--- Record extracts ---
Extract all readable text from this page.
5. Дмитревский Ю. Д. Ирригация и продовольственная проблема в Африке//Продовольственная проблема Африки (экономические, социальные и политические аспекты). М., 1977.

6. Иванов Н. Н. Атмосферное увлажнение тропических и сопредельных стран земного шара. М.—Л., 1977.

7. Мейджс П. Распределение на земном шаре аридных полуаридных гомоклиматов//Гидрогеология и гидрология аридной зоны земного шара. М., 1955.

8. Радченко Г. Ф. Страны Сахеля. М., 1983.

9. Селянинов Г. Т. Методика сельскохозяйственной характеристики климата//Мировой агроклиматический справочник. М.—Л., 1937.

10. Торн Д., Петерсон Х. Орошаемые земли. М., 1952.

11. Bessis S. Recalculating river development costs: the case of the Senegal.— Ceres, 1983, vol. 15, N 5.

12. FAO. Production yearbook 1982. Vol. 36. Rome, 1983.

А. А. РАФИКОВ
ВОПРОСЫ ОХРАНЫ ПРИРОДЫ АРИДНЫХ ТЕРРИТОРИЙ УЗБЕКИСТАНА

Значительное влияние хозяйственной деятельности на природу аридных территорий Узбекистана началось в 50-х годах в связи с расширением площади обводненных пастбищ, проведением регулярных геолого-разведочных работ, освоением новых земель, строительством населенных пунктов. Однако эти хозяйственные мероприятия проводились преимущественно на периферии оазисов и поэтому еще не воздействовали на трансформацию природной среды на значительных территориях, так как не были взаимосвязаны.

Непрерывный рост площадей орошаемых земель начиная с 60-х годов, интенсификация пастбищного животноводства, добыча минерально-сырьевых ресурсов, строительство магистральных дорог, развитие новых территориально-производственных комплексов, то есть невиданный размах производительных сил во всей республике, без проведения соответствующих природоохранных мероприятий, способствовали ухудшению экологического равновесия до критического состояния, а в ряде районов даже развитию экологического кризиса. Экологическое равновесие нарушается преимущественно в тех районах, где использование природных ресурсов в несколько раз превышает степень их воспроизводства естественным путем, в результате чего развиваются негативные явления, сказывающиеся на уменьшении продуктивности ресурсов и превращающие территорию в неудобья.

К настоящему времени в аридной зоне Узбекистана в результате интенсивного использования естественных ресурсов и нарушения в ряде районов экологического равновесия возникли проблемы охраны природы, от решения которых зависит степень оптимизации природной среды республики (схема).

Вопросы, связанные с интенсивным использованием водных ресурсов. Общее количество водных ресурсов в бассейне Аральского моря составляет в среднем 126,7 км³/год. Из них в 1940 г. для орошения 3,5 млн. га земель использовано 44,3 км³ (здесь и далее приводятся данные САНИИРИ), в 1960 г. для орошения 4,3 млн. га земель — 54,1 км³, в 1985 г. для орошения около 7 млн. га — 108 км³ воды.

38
---
The records above should be returned exactly.

-- Response to the task --
Extract all readable text from this page.
5. Дмитревский Ю. Д. Ирригация и продовольственная проблема в Африке//Продовольственная проблема Африки (экономические, социальные и политические аспекты). М., 1977.

6. Иванов Н. Н. Атмосферное увлажнение тропических и сопредельных стран земного шара. М.—Л., 1977.

7. Мейджс П. Распределение на земном шаре аридных полуаридных гомоклиматов//Гидрогеология и гидрология аридной зоны земного шара. М., 1955.

8. Радченко Г. Ф. Страны Сахеля. М., 1983.

9. Селянинов Г. Т. Методика сельскохозяйственной характеристики климата//Мировой агроклиматический справочник. М.—Л., 1937.

10. Торн Д., Петерсон Х. Орошаемые земли. М., 1952.

11. Bessis S. Recalculating river development costs: the case of the Senegal.— Ceres, 1983, vol. 15, N 5.

12. FAO. Production yearbook 1982. Vol. 36. Rome, 1983.

А. А. РАФИКОВ
ВОПРОСЫ ОХРАНЫ ПРИРОДЫ АРИДНЫХ ТЕРРИТОРИЙ УЗБЕКИСТАНА

Значительное влияние хозяйственной деятельности на природу аридных территорий Узбекистана началось в 50-х годах в связи с расширением площади обводненных пастбищ, проведением регулярных геолого-разведочных работ, освоением новых земель, строительством населенных пунктов. Однако эти хозяйственные мероприятия проводились преимущественно на периферии оазисов и поэтому еще не воздействовали на трансформацию природной среды на значительных территориях, так как не были взаимосвязаны.

Непрерывный рост площадей орошаемых земель начиная с 60-х годов, интенсификация пастбищного животноводства, добыча минерально-сырьевых ресурсов, строительство магистральных дорог, развитие новых территориально-производственных комплексов, то есть невиданный размах производительных сил во всей республике, без проведения соответствующих природоохранных мероприятий, способствовали ухудшению экологического равновесия до критического состояния, а в ряде районов даже развитию экологического кризиса. Экологическое равновесие нарушается преимущественно в тех районах, где использование природных ресурсов в несколько раз превышает степень их воспроизводства естественным путем, в результате чего развиваются негативные явления, сказывающиеся на уменьшении продуктивности ресурсов и превращающие территорию в неудобья.

К настоящему времени в аридной зоне Узбекистана в результате интенсивного использования естественных ресурсов и нарушения в ряде районов экологического равновесия возникли проблемы охраны природы, от решения которых зависит степень оптимизации природной среды республики (схема).

Вопросы, связанные с интенсивным использованием водных ресурсов. Общее количество водных ресурсов в бассейне Аральского моря составляет в среднем 126,7 км³/год. Из них в 1940 г. для орошения 3,5 млн. га земель использовано 44,3 км³ (здесь и далее приводятся данные САНИИРИ), в 1960 г. для орошения 4,3 млн. га земель — 54,1 км³, в 1985 г. для орошения около 7 млн. га — 108 км³ воды.

38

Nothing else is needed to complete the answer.